Written instruction: Count lines with the string "Korčula" in them. State the number alone.

[Figure content listings]
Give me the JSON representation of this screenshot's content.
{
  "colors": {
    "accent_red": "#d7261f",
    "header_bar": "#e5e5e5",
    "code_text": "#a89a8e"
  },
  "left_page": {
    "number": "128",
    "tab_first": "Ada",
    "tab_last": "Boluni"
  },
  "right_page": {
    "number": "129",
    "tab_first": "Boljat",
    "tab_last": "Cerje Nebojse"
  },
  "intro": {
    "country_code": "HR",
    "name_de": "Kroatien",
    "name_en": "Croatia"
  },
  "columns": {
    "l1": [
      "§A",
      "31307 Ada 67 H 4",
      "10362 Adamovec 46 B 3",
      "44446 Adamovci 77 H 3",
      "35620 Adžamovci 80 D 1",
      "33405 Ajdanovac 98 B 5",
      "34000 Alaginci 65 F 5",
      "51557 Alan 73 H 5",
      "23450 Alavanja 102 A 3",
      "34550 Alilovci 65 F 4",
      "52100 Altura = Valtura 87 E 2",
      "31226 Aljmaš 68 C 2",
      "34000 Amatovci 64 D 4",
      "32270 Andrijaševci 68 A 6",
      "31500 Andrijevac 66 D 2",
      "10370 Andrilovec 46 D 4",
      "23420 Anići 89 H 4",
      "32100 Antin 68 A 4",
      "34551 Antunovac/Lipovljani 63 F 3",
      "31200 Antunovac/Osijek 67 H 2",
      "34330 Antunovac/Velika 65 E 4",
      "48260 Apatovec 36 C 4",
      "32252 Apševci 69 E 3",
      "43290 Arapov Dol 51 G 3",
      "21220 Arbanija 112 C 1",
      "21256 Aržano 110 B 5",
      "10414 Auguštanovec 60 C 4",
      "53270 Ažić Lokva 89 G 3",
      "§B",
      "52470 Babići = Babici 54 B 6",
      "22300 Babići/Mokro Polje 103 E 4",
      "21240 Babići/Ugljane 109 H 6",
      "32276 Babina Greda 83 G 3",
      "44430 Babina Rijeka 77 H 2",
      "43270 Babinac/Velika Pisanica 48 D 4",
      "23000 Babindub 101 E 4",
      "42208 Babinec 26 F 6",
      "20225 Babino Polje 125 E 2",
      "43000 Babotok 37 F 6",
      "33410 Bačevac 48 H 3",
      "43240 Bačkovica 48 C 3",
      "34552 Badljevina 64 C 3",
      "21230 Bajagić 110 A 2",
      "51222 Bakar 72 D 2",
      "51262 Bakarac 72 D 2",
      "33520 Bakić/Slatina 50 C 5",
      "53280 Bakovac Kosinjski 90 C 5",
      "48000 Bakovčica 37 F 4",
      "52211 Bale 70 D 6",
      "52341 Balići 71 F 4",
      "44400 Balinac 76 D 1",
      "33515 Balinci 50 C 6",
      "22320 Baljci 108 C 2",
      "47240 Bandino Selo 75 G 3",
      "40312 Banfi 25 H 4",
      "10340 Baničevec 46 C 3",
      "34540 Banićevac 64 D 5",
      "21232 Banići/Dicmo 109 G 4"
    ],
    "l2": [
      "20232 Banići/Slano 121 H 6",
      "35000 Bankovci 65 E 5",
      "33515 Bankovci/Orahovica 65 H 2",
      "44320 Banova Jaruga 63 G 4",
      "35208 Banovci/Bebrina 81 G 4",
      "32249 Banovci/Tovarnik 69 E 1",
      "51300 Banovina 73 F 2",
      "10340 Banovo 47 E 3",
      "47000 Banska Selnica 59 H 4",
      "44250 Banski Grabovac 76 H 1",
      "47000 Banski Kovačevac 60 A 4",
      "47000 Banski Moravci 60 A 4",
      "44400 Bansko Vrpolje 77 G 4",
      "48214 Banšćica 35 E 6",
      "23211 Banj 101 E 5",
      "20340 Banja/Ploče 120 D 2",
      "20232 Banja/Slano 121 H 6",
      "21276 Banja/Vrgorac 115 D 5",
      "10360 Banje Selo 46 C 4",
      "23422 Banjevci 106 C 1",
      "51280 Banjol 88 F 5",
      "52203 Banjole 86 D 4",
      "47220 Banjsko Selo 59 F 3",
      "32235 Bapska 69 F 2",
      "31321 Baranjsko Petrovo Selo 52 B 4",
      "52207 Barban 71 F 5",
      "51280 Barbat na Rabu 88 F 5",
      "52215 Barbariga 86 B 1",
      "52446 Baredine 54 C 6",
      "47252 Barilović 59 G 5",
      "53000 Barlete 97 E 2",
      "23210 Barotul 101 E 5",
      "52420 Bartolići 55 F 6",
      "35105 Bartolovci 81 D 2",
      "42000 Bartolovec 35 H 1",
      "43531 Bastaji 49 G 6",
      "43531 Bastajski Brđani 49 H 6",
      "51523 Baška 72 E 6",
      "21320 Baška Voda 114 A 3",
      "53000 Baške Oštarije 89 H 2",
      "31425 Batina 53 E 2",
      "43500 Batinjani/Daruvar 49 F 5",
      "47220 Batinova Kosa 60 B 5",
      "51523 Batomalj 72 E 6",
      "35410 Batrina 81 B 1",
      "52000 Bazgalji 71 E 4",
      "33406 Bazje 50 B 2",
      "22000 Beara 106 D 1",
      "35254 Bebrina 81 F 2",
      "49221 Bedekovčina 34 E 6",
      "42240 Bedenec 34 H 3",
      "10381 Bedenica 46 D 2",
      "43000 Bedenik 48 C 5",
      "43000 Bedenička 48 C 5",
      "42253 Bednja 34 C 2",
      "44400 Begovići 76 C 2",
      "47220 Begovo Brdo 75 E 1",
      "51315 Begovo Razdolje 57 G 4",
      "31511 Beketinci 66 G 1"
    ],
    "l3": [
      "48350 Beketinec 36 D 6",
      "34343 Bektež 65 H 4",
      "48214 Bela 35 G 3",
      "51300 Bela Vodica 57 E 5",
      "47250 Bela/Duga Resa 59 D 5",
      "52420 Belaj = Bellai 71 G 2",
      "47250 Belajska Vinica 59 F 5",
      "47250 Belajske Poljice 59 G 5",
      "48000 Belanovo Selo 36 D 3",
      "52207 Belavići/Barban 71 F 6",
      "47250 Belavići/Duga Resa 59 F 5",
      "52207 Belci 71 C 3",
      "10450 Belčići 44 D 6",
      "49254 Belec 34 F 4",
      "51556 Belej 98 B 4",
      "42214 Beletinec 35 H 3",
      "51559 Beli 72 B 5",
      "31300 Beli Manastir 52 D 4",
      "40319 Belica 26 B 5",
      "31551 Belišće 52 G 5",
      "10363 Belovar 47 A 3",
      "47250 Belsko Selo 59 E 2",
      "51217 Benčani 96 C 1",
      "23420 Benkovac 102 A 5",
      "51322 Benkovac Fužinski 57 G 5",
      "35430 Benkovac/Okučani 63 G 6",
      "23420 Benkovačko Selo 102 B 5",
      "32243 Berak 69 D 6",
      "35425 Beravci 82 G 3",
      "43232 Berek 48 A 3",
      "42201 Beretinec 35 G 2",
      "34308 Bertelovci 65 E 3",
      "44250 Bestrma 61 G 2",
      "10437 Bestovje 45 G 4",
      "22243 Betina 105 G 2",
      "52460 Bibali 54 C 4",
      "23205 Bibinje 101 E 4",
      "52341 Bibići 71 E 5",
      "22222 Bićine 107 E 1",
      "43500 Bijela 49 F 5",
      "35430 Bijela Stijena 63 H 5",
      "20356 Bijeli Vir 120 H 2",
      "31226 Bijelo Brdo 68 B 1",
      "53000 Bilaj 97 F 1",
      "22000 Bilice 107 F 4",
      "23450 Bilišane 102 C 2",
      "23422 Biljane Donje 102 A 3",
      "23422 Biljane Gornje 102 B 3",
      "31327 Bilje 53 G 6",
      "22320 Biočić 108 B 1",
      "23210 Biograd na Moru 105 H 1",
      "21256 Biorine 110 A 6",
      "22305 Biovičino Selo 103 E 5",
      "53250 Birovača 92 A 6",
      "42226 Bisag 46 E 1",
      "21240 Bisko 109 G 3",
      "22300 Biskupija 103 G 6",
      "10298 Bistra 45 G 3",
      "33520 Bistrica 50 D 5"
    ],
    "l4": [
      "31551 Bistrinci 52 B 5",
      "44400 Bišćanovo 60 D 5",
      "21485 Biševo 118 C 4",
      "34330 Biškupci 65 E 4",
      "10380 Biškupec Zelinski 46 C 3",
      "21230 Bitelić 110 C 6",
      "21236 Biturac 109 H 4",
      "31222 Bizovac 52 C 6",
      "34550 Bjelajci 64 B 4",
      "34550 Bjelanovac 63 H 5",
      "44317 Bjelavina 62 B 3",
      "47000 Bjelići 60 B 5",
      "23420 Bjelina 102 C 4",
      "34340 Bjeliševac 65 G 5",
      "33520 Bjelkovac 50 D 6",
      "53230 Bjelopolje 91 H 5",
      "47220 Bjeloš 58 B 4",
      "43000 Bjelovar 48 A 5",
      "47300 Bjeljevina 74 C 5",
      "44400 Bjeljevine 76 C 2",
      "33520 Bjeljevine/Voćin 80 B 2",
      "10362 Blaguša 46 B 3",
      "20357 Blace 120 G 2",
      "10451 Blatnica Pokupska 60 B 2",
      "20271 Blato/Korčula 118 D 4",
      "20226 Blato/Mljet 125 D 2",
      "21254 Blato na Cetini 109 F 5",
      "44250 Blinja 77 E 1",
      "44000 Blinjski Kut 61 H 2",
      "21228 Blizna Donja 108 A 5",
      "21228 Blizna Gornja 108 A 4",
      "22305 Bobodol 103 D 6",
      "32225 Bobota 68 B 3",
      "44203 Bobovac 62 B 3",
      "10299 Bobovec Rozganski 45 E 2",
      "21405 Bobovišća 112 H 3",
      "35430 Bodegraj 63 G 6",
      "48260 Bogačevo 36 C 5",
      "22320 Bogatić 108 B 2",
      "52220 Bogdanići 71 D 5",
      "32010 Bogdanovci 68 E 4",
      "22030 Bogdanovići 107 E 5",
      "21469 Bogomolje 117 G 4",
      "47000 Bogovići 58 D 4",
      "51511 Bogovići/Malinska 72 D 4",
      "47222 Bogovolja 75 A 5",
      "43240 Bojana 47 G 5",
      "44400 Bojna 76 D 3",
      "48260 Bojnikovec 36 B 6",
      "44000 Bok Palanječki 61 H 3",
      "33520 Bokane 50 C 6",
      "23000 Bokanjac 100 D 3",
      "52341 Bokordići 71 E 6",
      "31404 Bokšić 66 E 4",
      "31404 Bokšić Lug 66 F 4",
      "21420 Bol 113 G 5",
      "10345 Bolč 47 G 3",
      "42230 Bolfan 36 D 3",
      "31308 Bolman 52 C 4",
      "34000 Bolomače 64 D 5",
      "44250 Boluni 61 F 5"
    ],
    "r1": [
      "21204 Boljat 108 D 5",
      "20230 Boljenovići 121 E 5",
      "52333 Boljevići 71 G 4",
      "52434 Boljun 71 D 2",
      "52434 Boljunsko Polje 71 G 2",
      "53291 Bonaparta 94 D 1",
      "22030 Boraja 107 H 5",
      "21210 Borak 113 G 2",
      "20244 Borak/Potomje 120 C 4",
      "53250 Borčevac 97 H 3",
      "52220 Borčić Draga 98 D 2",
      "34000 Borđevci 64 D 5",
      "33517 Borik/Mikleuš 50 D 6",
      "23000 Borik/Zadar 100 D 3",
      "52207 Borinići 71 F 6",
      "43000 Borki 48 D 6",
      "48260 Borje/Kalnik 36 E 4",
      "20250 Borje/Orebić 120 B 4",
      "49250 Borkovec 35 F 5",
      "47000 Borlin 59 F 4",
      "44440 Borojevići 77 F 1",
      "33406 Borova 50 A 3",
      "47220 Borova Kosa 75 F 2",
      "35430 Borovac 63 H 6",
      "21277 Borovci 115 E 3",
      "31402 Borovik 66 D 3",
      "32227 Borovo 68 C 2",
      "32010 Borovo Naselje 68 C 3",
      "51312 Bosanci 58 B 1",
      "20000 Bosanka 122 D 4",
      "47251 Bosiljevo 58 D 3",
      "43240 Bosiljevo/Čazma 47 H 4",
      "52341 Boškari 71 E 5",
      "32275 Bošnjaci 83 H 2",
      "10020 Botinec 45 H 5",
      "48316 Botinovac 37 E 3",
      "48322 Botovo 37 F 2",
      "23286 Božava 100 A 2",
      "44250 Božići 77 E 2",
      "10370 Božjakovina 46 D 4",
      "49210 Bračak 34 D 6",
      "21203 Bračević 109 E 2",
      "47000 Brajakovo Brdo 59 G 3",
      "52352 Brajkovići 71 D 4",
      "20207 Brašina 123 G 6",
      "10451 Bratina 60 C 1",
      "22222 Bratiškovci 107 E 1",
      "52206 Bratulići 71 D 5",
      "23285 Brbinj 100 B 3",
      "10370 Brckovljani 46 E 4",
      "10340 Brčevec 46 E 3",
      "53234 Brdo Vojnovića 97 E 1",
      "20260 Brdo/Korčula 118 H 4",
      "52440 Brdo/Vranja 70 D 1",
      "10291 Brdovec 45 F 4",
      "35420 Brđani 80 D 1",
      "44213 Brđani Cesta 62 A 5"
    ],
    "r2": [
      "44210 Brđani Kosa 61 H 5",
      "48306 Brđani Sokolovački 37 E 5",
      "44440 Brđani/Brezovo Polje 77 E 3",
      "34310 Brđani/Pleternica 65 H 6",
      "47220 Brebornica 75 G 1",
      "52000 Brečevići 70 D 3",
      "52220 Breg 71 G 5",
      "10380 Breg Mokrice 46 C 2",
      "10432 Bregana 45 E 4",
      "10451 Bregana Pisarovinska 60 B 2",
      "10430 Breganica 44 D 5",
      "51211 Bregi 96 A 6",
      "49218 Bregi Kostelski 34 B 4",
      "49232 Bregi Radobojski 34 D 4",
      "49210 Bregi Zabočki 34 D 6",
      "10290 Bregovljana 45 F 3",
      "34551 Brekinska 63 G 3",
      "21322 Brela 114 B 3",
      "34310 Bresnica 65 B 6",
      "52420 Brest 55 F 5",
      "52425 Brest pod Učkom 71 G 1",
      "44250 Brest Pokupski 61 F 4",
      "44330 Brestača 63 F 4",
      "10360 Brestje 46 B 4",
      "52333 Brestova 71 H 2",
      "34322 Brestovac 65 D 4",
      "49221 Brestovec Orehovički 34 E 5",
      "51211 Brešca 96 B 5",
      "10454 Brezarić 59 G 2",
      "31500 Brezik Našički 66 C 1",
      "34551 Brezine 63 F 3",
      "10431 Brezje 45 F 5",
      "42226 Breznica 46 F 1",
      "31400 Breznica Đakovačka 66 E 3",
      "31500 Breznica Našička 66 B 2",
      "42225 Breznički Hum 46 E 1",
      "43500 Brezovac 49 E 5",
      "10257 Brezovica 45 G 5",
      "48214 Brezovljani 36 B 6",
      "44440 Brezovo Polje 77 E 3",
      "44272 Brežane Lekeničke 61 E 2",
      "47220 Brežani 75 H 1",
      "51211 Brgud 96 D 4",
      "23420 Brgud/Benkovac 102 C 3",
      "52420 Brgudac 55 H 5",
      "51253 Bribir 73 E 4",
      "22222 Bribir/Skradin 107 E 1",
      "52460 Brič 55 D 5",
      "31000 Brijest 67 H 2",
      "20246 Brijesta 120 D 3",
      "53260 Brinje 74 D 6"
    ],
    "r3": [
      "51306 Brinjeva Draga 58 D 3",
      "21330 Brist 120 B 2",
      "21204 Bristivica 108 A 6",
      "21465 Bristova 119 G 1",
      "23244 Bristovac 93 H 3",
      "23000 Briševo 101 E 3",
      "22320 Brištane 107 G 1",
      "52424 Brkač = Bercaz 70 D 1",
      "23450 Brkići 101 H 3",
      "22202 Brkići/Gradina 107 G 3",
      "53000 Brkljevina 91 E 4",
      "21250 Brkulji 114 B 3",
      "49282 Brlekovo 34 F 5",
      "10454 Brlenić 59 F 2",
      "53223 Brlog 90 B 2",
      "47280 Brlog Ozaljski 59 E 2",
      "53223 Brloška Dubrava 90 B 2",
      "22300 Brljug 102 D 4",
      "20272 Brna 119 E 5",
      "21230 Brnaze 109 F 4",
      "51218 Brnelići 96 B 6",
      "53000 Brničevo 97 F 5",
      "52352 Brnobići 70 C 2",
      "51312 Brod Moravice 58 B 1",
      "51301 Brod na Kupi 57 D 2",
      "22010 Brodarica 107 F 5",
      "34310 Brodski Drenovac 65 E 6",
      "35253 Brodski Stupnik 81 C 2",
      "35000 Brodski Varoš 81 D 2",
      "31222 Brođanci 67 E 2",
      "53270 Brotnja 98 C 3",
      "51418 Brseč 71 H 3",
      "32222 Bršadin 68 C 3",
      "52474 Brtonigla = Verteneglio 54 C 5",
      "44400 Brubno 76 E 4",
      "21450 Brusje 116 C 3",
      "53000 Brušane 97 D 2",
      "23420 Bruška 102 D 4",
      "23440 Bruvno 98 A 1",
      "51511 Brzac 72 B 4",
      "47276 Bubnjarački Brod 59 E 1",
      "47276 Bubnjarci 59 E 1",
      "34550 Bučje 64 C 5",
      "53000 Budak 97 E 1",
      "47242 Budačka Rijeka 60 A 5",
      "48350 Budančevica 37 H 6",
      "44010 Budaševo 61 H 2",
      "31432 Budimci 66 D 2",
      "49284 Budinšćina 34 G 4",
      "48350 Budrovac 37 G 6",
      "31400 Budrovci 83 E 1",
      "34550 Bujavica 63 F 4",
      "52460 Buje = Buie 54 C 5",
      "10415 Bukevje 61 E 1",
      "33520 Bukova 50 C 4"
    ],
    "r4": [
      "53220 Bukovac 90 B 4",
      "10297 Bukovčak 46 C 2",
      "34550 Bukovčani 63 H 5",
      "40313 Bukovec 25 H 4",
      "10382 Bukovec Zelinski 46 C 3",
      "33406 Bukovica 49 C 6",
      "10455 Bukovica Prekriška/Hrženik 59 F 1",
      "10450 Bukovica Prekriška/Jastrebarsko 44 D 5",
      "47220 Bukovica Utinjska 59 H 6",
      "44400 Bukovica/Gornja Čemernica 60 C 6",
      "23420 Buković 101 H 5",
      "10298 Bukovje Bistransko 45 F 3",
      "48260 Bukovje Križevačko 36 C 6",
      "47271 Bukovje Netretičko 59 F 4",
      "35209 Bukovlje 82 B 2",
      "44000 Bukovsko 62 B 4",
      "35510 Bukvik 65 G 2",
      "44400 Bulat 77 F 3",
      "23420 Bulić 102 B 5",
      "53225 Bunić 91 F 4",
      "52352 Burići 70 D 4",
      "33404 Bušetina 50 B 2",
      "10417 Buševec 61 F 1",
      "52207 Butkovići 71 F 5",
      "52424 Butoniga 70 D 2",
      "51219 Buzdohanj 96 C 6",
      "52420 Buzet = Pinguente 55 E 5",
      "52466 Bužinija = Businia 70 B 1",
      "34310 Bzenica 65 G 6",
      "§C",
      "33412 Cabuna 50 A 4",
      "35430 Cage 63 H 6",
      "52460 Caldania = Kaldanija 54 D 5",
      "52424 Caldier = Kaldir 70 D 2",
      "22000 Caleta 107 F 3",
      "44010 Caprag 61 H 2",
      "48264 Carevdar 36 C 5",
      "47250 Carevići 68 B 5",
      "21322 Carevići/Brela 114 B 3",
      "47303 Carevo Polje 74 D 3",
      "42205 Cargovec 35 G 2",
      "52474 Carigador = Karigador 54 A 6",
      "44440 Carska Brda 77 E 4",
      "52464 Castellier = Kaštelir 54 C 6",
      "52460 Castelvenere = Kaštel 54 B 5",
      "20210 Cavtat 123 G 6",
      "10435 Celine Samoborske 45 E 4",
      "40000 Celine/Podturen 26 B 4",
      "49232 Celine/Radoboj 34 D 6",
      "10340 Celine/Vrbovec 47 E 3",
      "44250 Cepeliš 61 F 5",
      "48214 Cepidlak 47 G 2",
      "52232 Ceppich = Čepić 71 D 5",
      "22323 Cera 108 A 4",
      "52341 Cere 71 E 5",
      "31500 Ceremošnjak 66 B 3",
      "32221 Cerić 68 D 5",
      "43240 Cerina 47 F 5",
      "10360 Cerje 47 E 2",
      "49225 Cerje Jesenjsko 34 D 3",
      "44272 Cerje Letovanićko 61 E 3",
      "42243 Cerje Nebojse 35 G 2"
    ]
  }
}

Answer for the task: 2